### Exercise
Copy each line of the entries beneath that contains the word "copyright".

### Supplied material
* * * * *

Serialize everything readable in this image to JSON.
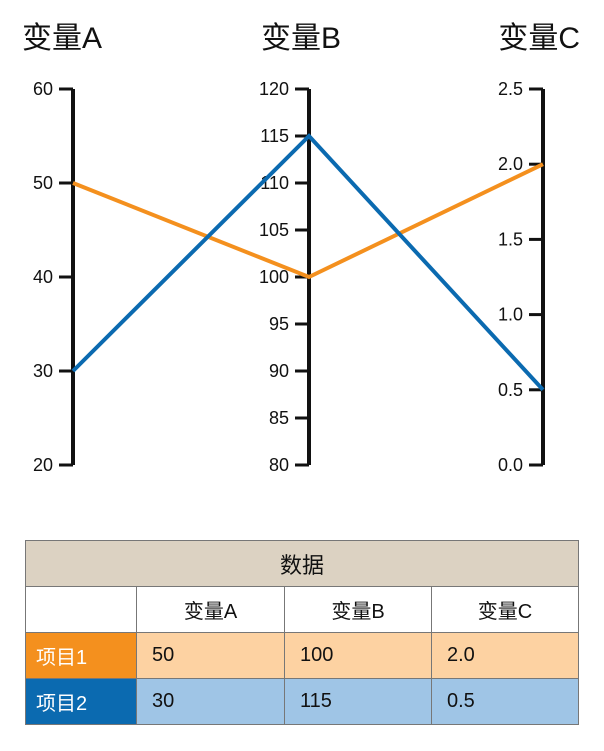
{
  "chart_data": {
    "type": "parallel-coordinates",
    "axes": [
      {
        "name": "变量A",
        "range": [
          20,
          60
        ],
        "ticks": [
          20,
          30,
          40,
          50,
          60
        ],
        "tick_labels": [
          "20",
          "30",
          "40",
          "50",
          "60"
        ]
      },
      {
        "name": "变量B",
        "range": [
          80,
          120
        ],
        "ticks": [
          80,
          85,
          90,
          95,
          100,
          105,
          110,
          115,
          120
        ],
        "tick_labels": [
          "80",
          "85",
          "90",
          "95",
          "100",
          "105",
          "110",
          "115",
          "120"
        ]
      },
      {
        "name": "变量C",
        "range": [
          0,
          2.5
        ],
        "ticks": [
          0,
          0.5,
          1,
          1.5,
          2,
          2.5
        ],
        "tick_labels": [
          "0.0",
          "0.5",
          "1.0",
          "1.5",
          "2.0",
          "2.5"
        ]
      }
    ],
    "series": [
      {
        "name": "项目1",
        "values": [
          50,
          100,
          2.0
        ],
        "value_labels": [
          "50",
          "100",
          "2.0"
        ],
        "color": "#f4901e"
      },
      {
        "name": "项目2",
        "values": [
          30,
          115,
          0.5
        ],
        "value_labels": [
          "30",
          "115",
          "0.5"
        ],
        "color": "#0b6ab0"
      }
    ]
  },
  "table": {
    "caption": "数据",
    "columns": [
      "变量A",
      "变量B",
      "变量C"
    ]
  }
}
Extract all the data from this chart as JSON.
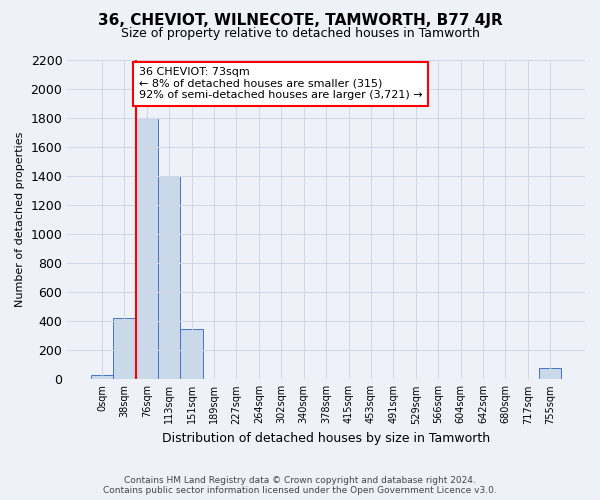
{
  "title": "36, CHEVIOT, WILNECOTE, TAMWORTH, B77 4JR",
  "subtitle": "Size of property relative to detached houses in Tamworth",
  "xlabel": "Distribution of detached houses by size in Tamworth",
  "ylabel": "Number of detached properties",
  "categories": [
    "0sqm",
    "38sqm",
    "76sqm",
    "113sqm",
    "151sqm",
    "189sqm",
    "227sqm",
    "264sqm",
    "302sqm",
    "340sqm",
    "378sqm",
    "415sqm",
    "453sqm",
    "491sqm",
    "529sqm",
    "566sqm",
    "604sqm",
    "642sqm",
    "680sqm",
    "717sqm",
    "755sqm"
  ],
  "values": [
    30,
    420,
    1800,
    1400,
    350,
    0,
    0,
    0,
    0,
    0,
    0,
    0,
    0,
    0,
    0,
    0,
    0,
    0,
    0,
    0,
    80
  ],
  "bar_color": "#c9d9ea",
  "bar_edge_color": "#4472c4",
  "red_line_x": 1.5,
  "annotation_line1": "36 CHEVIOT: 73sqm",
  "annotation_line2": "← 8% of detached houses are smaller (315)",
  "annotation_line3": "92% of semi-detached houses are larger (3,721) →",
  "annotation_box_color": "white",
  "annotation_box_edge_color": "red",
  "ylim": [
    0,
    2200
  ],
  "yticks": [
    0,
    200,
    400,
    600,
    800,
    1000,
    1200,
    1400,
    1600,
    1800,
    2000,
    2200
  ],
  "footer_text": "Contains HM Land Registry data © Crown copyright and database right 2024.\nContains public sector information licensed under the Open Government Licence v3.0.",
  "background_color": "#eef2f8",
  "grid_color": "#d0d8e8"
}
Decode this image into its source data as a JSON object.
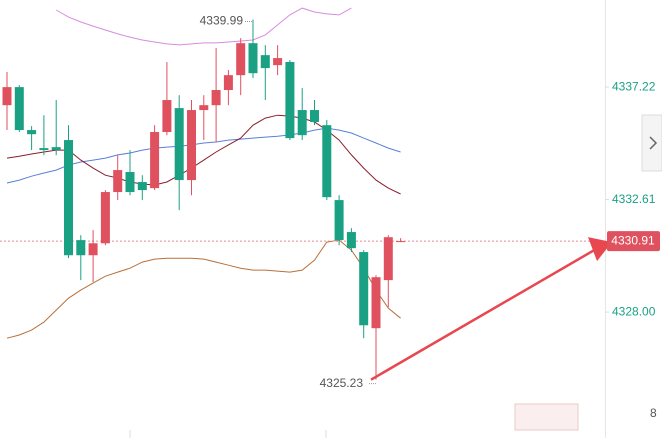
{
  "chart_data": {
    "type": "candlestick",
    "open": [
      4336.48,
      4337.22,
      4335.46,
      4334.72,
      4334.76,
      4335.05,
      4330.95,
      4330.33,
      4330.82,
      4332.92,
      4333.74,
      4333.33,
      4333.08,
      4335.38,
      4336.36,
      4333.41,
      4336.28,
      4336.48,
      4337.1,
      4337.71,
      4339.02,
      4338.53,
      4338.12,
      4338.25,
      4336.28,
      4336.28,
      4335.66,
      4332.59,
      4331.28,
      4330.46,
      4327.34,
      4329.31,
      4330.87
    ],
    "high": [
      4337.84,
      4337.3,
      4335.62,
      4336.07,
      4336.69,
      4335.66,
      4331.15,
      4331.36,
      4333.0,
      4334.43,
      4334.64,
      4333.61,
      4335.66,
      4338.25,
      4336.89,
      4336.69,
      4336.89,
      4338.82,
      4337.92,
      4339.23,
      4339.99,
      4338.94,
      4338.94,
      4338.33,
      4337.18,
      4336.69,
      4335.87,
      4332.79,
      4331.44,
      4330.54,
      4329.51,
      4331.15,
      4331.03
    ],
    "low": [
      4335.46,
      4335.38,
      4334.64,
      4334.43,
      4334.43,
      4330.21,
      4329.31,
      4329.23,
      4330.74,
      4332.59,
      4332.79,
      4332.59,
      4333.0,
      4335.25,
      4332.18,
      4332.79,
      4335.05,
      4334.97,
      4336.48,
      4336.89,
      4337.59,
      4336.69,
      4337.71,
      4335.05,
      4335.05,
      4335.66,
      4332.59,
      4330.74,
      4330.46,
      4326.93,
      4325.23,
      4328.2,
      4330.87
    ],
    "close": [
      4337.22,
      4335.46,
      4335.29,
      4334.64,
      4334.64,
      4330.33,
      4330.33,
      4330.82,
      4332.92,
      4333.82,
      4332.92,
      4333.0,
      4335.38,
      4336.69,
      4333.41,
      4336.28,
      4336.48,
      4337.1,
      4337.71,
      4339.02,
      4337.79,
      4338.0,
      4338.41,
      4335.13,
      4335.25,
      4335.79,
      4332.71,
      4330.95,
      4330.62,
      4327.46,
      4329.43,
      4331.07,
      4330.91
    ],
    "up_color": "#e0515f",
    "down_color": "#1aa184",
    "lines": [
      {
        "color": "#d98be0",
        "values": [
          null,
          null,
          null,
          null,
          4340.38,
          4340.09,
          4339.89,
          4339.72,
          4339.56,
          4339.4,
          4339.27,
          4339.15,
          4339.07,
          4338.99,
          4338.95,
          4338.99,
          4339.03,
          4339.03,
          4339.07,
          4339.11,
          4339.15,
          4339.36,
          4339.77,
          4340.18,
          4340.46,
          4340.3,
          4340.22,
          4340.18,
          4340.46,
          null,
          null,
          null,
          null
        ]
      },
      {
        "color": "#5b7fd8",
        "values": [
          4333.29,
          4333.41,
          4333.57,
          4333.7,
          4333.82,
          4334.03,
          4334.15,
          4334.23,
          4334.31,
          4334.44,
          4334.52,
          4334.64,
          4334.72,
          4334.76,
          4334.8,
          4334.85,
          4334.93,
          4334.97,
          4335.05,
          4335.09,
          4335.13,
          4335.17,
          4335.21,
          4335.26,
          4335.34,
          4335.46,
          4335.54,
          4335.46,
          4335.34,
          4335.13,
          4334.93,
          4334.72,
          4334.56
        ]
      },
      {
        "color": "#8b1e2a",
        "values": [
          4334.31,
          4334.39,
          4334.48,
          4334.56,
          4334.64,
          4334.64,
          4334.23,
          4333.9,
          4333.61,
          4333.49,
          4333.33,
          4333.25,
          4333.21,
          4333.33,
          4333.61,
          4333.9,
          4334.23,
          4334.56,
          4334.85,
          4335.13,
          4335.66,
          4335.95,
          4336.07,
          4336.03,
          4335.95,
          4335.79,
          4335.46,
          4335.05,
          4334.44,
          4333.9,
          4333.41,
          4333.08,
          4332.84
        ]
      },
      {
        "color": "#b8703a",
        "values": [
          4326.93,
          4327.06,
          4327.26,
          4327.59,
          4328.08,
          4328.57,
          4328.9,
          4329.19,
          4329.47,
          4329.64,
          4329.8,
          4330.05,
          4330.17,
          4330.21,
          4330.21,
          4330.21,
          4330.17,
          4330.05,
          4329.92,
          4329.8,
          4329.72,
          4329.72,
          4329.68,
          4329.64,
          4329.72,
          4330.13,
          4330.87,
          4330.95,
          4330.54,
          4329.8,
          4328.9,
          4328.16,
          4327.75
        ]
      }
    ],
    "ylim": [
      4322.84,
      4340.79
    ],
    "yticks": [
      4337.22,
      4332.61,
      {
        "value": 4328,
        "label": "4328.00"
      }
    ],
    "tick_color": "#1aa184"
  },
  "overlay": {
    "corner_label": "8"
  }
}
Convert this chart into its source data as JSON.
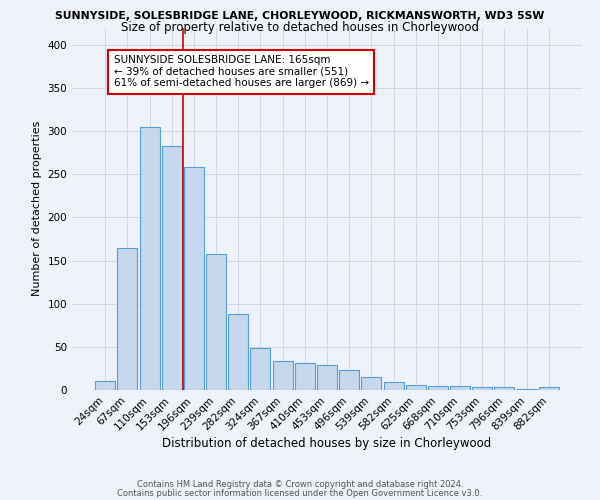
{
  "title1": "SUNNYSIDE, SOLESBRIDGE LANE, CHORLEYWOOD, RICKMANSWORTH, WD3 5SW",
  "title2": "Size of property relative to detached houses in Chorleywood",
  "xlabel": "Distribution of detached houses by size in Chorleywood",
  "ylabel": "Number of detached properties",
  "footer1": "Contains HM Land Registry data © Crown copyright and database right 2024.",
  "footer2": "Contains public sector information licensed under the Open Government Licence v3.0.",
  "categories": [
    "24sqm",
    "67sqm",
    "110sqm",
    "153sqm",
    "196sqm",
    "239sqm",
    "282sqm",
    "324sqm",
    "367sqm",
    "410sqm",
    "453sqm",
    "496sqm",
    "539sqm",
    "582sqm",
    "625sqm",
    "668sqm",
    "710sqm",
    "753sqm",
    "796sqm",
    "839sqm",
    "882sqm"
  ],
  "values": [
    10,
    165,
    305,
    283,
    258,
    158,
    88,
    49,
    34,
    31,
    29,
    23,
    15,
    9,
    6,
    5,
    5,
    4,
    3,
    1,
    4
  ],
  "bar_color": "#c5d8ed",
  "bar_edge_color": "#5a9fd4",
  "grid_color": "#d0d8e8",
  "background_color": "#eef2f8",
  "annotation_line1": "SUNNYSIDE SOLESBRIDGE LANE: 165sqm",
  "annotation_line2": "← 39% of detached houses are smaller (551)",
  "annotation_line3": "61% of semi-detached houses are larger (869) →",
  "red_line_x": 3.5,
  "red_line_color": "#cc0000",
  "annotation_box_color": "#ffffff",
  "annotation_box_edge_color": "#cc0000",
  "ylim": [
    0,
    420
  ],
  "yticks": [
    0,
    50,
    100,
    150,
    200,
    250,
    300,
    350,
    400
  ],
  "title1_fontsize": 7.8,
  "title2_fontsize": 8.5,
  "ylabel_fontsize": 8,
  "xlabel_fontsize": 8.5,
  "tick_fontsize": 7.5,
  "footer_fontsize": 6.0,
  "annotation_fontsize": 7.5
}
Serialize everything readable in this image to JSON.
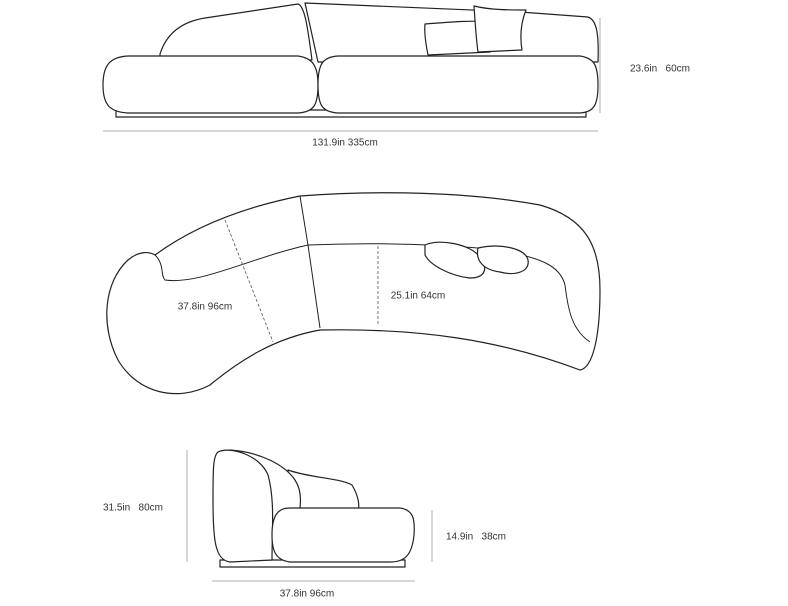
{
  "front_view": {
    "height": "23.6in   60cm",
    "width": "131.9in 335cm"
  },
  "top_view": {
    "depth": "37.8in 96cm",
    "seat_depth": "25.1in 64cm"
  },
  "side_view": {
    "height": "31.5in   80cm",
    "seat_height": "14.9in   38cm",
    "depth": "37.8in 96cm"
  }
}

* * * * *

### Complete response
  "footer_text": "Contains HM Land Registry data © Crown copyright and database right 2024.\nContains public sector information licensed under the Open Government Licence v3.0.",
  "footer1": "Contains HM Land Registry data © Crown copyright and database right 2024.",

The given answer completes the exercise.